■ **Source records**

§ §

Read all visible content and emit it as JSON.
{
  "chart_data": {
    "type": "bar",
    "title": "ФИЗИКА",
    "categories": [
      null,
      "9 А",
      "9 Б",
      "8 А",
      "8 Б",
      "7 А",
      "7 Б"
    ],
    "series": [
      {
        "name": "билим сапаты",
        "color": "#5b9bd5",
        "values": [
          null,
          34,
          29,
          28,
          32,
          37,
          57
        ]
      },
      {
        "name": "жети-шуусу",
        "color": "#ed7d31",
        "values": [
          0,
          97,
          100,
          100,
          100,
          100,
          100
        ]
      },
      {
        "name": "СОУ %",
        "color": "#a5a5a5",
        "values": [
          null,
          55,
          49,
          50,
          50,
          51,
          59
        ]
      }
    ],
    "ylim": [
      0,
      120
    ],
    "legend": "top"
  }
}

§ §

■ **WRITTEN PROBLEM**
Copy out all the entries shown above, character for character.

■ **OUTPUT OF THE TASK**
Read all visible content and emit it as JSON.
{
  "chart_data": {
    "type": "bar",
    "title": "ФИЗИКА",
    "categories": [
      null,
      "9 А",
      "9 Б",
      "8 А",
      "8 Б",
      "7 А",
      "7 Б"
    ],
    "series": [
      {
        "name": "билим сапаты",
        "color": "#5b9bd5",
        "values": [
          null,
          34,
          29,
          28,
          32,
          37,
          57
        ]
      },
      {
        "name": "жети-шуусу",
        "color": "#ed7d31",
        "values": [
          0,
          97,
          100,
          100,
          100,
          100,
          100
        ]
      },
      {
        "name": "СОУ %",
        "color": "#a5a5a5",
        "values": [
          null,
          55,
          49,
          50,
          50,
          51,
          59
        ]
      }
    ],
    "ylim": [
      0,
      120
    ],
    "legend": "top"
  }
}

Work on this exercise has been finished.